**Set exercise**: Everything from the line with "Enumerate this screenshot's" to the end of the data should be restated word for word, and nothing before it.

**Task material**:
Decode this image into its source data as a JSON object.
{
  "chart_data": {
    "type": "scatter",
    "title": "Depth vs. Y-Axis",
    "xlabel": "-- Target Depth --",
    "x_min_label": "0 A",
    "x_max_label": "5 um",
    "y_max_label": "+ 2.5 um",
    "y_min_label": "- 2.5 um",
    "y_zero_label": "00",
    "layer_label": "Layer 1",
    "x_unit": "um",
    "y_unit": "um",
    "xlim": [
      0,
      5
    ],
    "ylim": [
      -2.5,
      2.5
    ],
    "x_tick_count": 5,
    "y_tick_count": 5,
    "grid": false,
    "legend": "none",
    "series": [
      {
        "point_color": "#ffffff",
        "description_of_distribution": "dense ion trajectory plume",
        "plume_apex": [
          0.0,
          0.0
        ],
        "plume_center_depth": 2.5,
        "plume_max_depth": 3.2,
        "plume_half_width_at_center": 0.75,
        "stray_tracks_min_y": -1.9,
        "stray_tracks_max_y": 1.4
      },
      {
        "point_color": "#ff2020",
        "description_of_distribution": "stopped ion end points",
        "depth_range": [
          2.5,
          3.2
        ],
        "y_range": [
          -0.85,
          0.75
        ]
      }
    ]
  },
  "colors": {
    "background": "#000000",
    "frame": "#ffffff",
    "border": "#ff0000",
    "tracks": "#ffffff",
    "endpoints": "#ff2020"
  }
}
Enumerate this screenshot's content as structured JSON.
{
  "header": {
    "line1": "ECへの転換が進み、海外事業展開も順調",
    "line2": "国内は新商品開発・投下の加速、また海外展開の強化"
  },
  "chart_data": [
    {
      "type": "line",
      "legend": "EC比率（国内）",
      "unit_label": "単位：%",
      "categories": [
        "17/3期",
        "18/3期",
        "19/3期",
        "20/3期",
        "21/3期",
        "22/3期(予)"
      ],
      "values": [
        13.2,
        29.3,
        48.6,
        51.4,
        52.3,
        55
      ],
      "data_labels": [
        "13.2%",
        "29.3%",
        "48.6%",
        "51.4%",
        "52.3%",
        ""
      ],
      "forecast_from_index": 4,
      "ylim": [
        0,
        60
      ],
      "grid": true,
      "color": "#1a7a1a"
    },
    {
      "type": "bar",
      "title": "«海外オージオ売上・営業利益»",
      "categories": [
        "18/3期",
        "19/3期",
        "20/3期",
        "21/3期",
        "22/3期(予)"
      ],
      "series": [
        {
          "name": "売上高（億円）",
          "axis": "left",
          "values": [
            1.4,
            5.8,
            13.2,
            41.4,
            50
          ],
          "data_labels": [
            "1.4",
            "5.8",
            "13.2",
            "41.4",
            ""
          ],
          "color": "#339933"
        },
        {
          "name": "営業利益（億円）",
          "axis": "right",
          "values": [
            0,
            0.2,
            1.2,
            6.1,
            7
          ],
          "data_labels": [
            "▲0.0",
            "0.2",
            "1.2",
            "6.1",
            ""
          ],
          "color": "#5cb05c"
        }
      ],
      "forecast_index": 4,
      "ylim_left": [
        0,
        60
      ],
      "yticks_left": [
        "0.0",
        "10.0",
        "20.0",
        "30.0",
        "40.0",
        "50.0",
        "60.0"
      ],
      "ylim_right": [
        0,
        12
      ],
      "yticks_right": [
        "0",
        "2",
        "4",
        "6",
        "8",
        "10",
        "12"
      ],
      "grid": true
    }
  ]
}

**Final result**:
Enumerate this screenshot's content as structured JSON.
{
  "header": {
    "line1": "ECへの転換が進み、海外事業展開も順調",
    "line2": "国内は新商品開発・投下の加速、また海外展開の強化"
  },
  "chart_data": [
    {
      "type": "line",
      "legend": "EC比率（国内）",
      "unit_label": "単位：%",
      "categories": [
        "17/3期",
        "18/3期",
        "19/3期",
        "20/3期",
        "21/3期",
        "22/3期(予)"
      ],
      "values": [
        13.2,
        29.3,
        48.6,
        51.4,
        52.3,
        55
      ],
      "data_labels": [
        "13.2%",
        "29.3%",
        "48.6%",
        "51.4%",
        "52.3%",
        ""
      ],
      "forecast_from_index": 4,
      "ylim": [
        0,
        60
      ],
      "grid": true,
      "color": "#1a7a1a"
    },
    {
      "type": "bar",
      "title": "«海外オージオ売上・営業利益»",
      "categories": [
        "18/3期",
        "19/3期",
        "20/3期",
        "21/3期",
        "22/3期(予)"
      ],
      "series": [
        {
          "name": "売上高（億円）",
          "axis": "left",
          "values": [
            1.4,
            5.8,
            13.2,
            41.4,
            50
          ],
          "data_labels": [
            "1.4",
            "5.8",
            "13.2",
            "41.4",
            ""
          ],
          "color": "#339933"
        },
        {
          "name": "営業利益（億円）",
          "axis": "right",
          "values": [
            0,
            0.2,
            1.2,
            6.1,
            7
          ],
          "data_labels": [
            "▲0.0",
            "0.2",
            "1.2",
            "6.1",
            ""
          ],
          "color": "#5cb05c"
        }
      ],
      "forecast_index": 4,
      "ylim_left": [
        0,
        60
      ],
      "yticks_left": [
        "0.0",
        "10.0",
        "20.0",
        "30.0",
        "40.0",
        "50.0",
        "60.0"
      ],
      "ylim_right": [
        0,
        12
      ],
      "yticks_right": [
        "0",
        "2",
        "4",
        "6",
        "8",
        "10",
        "12"
      ],
      "grid": true
    }
  ]
}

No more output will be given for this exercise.